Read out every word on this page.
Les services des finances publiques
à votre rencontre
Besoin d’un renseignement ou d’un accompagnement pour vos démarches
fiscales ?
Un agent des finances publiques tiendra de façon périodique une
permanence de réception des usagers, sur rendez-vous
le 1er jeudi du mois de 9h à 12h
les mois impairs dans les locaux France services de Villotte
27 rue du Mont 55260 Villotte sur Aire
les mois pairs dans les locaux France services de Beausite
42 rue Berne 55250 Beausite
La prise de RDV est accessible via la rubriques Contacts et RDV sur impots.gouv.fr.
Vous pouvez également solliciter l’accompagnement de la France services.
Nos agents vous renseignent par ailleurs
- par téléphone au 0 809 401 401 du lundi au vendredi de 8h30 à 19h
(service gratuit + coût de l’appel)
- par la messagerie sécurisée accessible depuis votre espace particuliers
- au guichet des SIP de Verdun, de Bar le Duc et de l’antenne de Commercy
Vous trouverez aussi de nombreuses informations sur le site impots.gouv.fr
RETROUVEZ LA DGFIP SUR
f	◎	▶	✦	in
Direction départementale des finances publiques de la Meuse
☆ ☆ ☆
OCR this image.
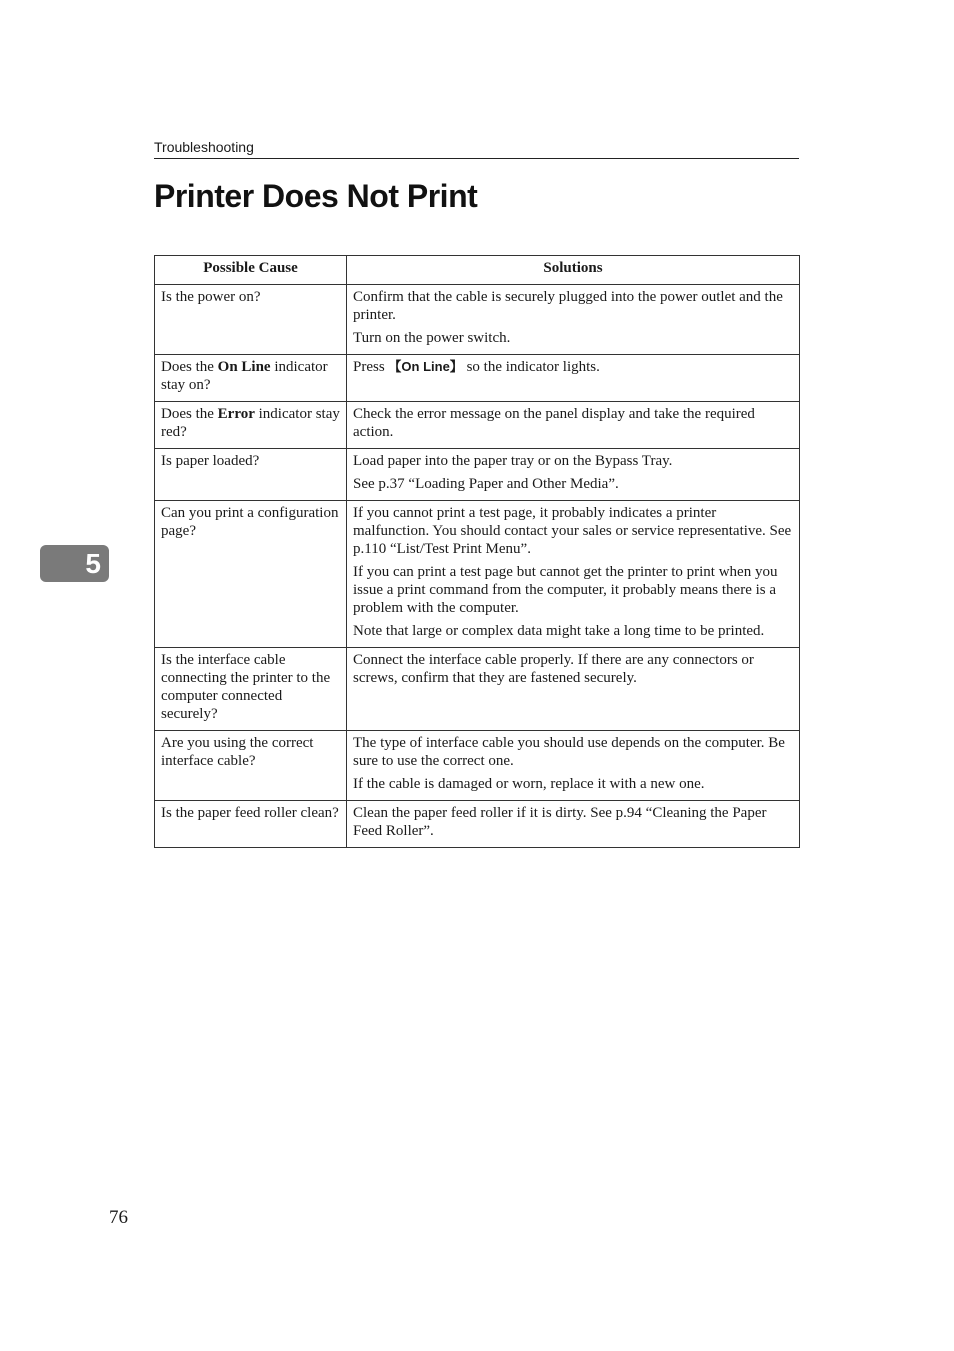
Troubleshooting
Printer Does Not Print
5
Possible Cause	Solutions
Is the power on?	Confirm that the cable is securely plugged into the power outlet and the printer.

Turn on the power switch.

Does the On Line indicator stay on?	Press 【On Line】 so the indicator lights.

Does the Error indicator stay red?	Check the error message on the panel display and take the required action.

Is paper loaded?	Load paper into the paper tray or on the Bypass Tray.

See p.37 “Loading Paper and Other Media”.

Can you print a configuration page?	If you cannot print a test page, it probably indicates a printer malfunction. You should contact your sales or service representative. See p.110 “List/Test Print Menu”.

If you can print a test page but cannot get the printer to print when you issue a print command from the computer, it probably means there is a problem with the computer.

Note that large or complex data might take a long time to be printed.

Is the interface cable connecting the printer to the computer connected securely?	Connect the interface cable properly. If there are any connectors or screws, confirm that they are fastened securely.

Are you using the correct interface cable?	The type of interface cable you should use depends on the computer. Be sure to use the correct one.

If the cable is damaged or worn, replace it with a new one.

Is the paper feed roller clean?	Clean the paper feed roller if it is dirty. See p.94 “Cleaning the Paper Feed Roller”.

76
☆ ☆ ☆
• **TO BE DONE**
Copy every line above in which the string "finances" shows up.

• **ANSWER IN FULL**
Les services des finances publiques
Un agent des finances publiques tiendra de façon périodique une
Direction départementale des finances publiques de la Meuse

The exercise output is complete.